Stored data
☆ ☆ ☆ ☆ ☆

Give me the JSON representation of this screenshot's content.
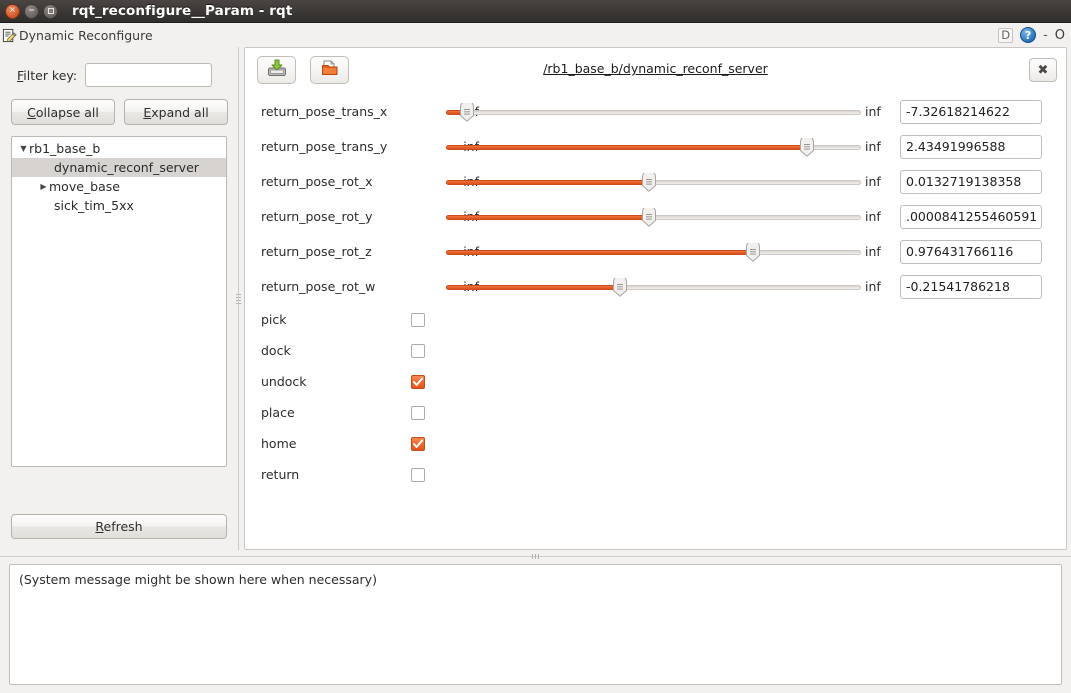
{
  "window": {
    "title": "rqt_reconfigure__Param - rqt",
    "controls": {
      "close": "close-button",
      "minimize": "minimize-button",
      "maximize": "maximize-button"
    }
  },
  "dock": {
    "title": "Dynamic Reconfigure",
    "icon": "document-pencil-icon",
    "key_badge": "D",
    "help": "?",
    "minimize_glyph": "-",
    "float_glyph": "O"
  },
  "sidebar": {
    "filter_label_prefix": "F",
    "filter_label_rest": "ilter key:",
    "filter_value": "",
    "filter_placeholder": "",
    "collapse_prefix": "C",
    "collapse_rest": "ollapse all",
    "expand_prefix": "E",
    "expand_rest": "xpand all",
    "tree": [
      {
        "label": "rb1_base_b",
        "arrow": "▼",
        "indent": 6,
        "selected": false
      },
      {
        "label": "dynamic_reconf_server",
        "arrow": "",
        "indent": 42,
        "selected": true
      },
      {
        "label": "move_base",
        "arrow": "▶",
        "indent": 26,
        "selected": false
      },
      {
        "label": "sick_tim_5xx",
        "arrow": "",
        "indent": 42,
        "selected": false
      }
    ],
    "refresh_prefix": "R",
    "refresh_rest": "efresh"
  },
  "panel": {
    "save_icon": "save-disk-icon",
    "open_icon": "open-folder-icon",
    "link": "/rb1_base_b/dynamic_reconf_server",
    "close_glyph": "✖"
  },
  "params": [
    {
      "name": "return_pose_trans_x",
      "min": "-inf",
      "max": "inf",
      "value": "-7.32618214622",
      "pos": 5
    },
    {
      "name": "return_pose_trans_y",
      "min": "-inf",
      "max": "inf",
      "value": "2.43491996588",
      "pos": 87
    },
    {
      "name": "return_pose_rot_x",
      "min": "-inf",
      "max": "inf",
      "value": "0.0132719138358",
      "pos": 49
    },
    {
      "name": "return_pose_rot_y",
      "min": "-inf",
      "max": "inf",
      "value": ".0000841255460591",
      "pos": 49
    },
    {
      "name": "return_pose_rot_z",
      "min": "-inf",
      "max": "inf",
      "value": "0.976431766116",
      "pos": 74
    },
    {
      "name": "return_pose_rot_w",
      "min": "-inf",
      "max": "inf",
      "value": "-0.21541786218",
      "pos": 42
    }
  ],
  "booleans": [
    {
      "name": "pick",
      "checked": false
    },
    {
      "name": "dock",
      "checked": false
    },
    {
      "name": "undock",
      "checked": true
    },
    {
      "name": "place",
      "checked": false
    },
    {
      "name": "home",
      "checked": true
    },
    {
      "name": "return",
      "checked": false
    }
  ],
  "status": {
    "message": "(System message might be shown here when necessary)"
  },
  "colors": {
    "accent_orange": "#e85f28",
    "titlebar": "#3b3735",
    "panel_bg": "#f2f1f0",
    "selection": "#d6d3d0"
  }
}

☆ ☆ ☆ ☆ ☆

## Task objective
Copy the records word for word, leaving no picture in the copy.

## Answer to the exercise
Give me the JSON representation of this screenshot's content.
{
  "window": {
    "title": "rqt_reconfigure__Param - rqt",
    "controls": {
      "close": "close-button",
      "minimize": "minimize-button",
      "maximize": "maximize-button"
    }
  },
  "dock": {
    "title": "Dynamic Reconfigure",
    "icon": "document-pencil-icon",
    "key_badge": "D",
    "help": "?",
    "minimize_glyph": "-",
    "float_glyph": "O"
  },
  "sidebar": {
    "filter_label_prefix": "F",
    "filter_label_rest": "ilter key:",
    "filter_value": "",
    "filter_placeholder": "",
    "collapse_prefix": "C",
    "collapse_rest": "ollapse all",
    "expand_prefix": "E",
    "expand_rest": "xpand all",
    "tree": [
      {
        "label": "rb1_base_b",
        "arrow": "▼",
        "indent": 6,
        "selected": false
      },
      {
        "label": "dynamic_reconf_server",
        "arrow": "",
        "indent": 42,
        "selected": true
      },
      {
        "label": "move_base",
        "arrow": "▶",
        "indent": 26,
        "selected": false
      },
      {
        "label": "sick_tim_5xx",
        "arrow": "",
        "indent": 42,
        "selected": false
      }
    ],
    "refresh_prefix": "R",
    "refresh_rest": "efresh"
  },
  "panel": {
    "save_icon": "save-disk-icon",
    "open_icon": "open-folder-icon",
    "link": "/rb1_base_b/dynamic_reconf_server",
    "close_glyph": "✖"
  },
  "params": [
    {
      "name": "return_pose_trans_x",
      "min": "-inf",
      "max": "inf",
      "value": "-7.32618214622",
      "pos": 5
    },
    {
      "name": "return_pose_trans_y",
      "min": "-inf",
      "max": "inf",
      "value": "2.43491996588",
      "pos": 87
    },
    {
      "name": "return_pose_rot_x",
      "min": "-inf",
      "max": "inf",
      "value": "0.0132719138358",
      "pos": 49
    },
    {
      "name": "return_pose_rot_y",
      "min": "-inf",
      "max": "inf",
      "value": ".0000841255460591",
      "pos": 49
    },
    {
      "name": "return_pose_rot_z",
      "min": "-inf",
      "max": "inf",
      "value": "0.976431766116",
      "pos": 74
    },
    {
      "name": "return_pose_rot_w",
      "min": "-inf",
      "max": "inf",
      "value": "-0.21541786218",
      "pos": 42
    }
  ],
  "booleans": [
    {
      "name": "pick",
      "checked": false
    },
    {
      "name": "dock",
      "checked": false
    },
    {
      "name": "undock",
      "checked": true
    },
    {
      "name": "place",
      "checked": false
    },
    {
      "name": "home",
      "checked": true
    },
    {
      "name": "return",
      "checked": false
    }
  ],
  "status": {
    "message": "(System message might be shown here when necessary)"
  },
  "colors": {
    "accent_orange": "#e85f28",
    "titlebar": "#3b3735",
    "panel_bg": "#f2f1f0",
    "selection": "#d6d3d0"
  }
}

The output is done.